>> start

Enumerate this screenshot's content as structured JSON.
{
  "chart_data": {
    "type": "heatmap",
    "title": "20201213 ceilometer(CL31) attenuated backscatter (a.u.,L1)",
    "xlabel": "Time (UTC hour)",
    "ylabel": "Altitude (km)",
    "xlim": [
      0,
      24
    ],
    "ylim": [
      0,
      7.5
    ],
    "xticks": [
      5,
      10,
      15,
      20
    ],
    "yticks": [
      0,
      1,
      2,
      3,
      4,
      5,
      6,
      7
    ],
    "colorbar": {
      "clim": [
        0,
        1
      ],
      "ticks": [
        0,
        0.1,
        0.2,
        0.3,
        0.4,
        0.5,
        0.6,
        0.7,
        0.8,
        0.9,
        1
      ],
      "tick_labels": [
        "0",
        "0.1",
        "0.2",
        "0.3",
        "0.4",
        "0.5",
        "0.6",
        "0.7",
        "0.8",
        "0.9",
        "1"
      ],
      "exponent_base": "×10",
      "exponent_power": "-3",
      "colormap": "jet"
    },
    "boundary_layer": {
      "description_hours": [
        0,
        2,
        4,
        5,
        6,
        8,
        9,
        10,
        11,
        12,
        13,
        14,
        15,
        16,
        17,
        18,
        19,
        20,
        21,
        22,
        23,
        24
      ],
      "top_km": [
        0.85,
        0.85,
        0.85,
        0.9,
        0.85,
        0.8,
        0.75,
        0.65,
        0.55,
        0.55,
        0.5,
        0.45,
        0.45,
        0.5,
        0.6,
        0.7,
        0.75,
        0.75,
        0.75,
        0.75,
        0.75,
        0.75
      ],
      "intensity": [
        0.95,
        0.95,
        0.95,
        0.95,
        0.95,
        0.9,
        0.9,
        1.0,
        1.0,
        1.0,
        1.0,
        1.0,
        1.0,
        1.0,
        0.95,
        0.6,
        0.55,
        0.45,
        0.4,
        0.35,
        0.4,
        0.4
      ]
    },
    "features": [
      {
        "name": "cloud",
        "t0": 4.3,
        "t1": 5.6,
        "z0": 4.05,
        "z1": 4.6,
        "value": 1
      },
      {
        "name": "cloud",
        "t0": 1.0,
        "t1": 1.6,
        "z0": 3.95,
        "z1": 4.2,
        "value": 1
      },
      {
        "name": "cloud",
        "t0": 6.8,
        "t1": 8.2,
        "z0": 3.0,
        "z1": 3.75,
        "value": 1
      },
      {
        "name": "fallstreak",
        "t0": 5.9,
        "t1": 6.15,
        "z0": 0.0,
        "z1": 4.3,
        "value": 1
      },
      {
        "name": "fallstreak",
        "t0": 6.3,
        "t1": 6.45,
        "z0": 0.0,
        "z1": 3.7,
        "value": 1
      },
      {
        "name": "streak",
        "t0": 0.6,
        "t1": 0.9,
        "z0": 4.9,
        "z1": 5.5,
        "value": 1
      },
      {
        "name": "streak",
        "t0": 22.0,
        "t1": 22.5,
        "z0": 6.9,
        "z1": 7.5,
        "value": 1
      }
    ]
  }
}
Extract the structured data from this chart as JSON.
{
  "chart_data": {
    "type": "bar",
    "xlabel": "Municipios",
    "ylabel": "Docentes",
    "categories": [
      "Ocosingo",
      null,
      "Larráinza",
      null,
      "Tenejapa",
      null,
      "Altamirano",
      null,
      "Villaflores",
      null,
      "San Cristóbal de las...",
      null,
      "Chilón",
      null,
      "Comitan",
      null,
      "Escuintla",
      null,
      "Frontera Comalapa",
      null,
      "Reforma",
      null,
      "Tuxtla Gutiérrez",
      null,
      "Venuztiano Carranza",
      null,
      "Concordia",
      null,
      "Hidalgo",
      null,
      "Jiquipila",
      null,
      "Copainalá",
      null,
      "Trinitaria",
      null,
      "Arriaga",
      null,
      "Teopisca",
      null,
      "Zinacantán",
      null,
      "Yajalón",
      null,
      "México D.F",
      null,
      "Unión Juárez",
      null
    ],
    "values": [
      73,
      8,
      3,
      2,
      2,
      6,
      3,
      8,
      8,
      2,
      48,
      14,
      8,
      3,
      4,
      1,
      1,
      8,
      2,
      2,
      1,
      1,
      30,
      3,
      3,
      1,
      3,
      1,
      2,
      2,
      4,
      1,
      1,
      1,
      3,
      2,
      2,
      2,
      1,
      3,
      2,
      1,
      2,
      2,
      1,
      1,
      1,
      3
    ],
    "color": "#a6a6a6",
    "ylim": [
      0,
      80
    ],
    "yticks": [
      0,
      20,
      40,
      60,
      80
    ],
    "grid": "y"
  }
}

>> end

▸ Short exercise
Repeat the listing above without any change.

▸ Output of the task
Enumerate this screenshot's content as structured JSON.
{
  "chart_data": {
    "type": "heatmap",
    "title": "20201213 ceilometer(CL31) attenuated backscatter (a.u.,L1)",
    "xlabel": "Time (UTC hour)",
    "ylabel": "Altitude (km)",
    "xlim": [
      0,
      24
    ],
    "ylim": [
      0,
      7.5
    ],
    "xticks": [
      5,
      10,
      15,
      20
    ],
    "yticks": [
      0,
      1,
      2,
      3,
      4,
      5,
      6,
      7
    ],
    "colorbar": {
      "clim": [
        0,
        1
      ],
      "ticks": [
        0,
        0.1,
        0.2,
        0.3,
        0.4,
        0.5,
        0.6,
        0.7,
        0.8,
        0.9,
        1
      ],
      "tick_labels": [
        "0",
        "0.1",
        "0.2",
        "0.3",
        "0.4",
        "0.5",
        "0.6",
        "0.7",
        "0.8",
        "0.9",
        "1"
      ],
      "exponent_base": "×10",
      "exponent_power": "-3",
      "colormap": "jet"
    },
    "boundary_layer": {
      "description_hours": [
        0,
        2,
        4,
        5,
        6,
        8,
        9,
        10,
        11,
        12,
        13,
        14,
        15,
        16,
        17,
        18,
        19,
        20,
        21,
        22,
        23,
        24
      ],
      "top_km": [
        0.85,
        0.85,
        0.85,
        0.9,
        0.85,
        0.8,
        0.75,
        0.65,
        0.55,
        0.55,
        0.5,
        0.45,
        0.45,
        0.5,
        0.6,
        0.7,
        0.75,
        0.75,
        0.75,
        0.75,
        0.75,
        0.75
      ],
      "intensity": [
        0.95,
        0.95,
        0.95,
        0.95,
        0.95,
        0.9,
        0.9,
        1.0,
        1.0,
        1.0,
        1.0,
        1.0,
        1.0,
        1.0,
        0.95,
        0.6,
        0.55,
        0.45,
        0.4,
        0.35,
        0.4,
        0.4
      ]
    },
    "features": [
      {
        "name": "cloud",
        "t0": 4.3,
        "t1": 5.6,
        "z0": 4.05,
        "z1": 4.6,
        "value": 1
      },
      {
        "name": "cloud",
        "t0": 1.0,
        "t1": 1.6,
        "z0": 3.95,
        "z1": 4.2,
        "value": 1
      },
      {
        "name": "cloud",
        "t0": 6.8,
        "t1": 8.2,
        "z0": 3.0,
        "z1": 3.75,
        "value": 1
      },
      {
        "name": "fallstreak",
        "t0": 5.9,
        "t1": 6.15,
        "z0": 0.0,
        "z1": 4.3,
        "value": 1
      },
      {
        "name": "fallstreak",
        "t0": 6.3,
        "t1": 6.45,
        "z0": 0.0,
        "z1": 3.7,
        "value": 1
      },
      {
        "name": "streak",
        "t0": 0.6,
        "t1": 0.9,
        "z0": 4.9,
        "z1": 5.5,
        "value": 1
      },
      {
        "name": "streak",
        "t0": 22.0,
        "t1": 22.5,
        "z0": 6.9,
        "z1": 7.5,
        "value": 1
      }
    ]
  }
}
Extract the structured data from this chart as JSON.
{
  "chart_data": {
    "type": "bar",
    "xlabel": "Municipios",
    "ylabel": "Docentes",
    "categories": [
      "Ocosingo",
      null,
      "Larráinza",
      null,
      "Tenejapa",
      null,
      "Altamirano",
      null,
      "Villaflores",
      null,
      "San Cristóbal de las...",
      null,
      "Chilón",
      null,
      "Comitan",
      null,
      "Escuintla",
      null,
      "Frontera Comalapa",
      null,
      "Reforma",
      null,
      "Tuxtla Gutiérrez",
      null,
      "Venuztiano Carranza",
      null,
      "Concordia",
      null,
      "Hidalgo",
      null,
      "Jiquipila",
      null,
      "Copainalá",
      null,
      "Trinitaria",
      null,
      "Arriaga",
      null,
      "Teopisca",
      null,
      "Zinacantán",
      null,
      "Yajalón",
      null,
      "México D.F",
      null,
      "Unión Juárez",
      null
    ],
    "values": [
      73,
      8,
      3,
      2,
      2,
      6,
      3,
      8,
      8,
      2,
      48,
      14,
      8,
      3,
      4,
      1,
      1,
      8,
      2,
      2,
      1,
      1,
      30,
      3,
      3,
      1,
      3,
      1,
      2,
      2,
      4,
      1,
      1,
      1,
      3,
      2,
      2,
      2,
      1,
      3,
      2,
      1,
      2,
      2,
      1,
      1,
      1,
      3
    ],
    "color": "#a6a6a6",
    "ylim": [
      0,
      80
    ],
    "yticks": [
      0,
      20,
      40,
      60,
      80
    ],
    "grid": "y"
  }
}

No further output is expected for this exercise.